_Your instructions_:
Select from the data all lines with the word "name".

(Data listing)
▼

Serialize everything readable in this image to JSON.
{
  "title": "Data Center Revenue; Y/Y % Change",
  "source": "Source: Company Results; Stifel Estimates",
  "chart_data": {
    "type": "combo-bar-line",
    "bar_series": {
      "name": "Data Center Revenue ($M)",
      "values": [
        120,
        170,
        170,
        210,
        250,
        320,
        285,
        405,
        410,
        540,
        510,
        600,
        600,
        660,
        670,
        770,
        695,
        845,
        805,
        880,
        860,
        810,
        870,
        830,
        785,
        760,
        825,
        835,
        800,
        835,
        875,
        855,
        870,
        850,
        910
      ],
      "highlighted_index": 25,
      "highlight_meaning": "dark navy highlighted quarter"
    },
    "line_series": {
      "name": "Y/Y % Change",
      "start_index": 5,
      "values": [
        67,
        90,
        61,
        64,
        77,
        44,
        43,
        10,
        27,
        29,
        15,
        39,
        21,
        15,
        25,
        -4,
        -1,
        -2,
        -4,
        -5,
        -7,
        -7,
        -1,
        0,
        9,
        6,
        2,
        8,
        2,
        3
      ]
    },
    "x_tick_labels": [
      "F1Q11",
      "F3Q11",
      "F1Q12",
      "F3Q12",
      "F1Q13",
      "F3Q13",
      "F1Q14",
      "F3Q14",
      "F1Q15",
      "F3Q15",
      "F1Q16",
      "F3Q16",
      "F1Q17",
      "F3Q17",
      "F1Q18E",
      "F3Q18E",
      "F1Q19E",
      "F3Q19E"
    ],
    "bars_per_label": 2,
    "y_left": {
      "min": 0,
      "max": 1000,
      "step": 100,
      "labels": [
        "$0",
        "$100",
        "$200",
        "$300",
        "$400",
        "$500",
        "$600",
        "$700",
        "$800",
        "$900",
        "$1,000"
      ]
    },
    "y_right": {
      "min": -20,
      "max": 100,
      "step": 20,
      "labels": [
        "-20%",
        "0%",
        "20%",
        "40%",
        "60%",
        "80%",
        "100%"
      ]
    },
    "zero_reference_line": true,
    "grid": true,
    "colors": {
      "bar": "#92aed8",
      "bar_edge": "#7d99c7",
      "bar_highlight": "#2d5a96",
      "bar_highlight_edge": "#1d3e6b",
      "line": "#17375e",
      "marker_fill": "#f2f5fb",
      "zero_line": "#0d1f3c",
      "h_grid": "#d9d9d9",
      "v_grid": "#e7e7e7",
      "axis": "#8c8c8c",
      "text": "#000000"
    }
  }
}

▲

_Exercise answer_:
      "name": "Data Center Revenue ($M)",
      "name": "Y/Y % Change",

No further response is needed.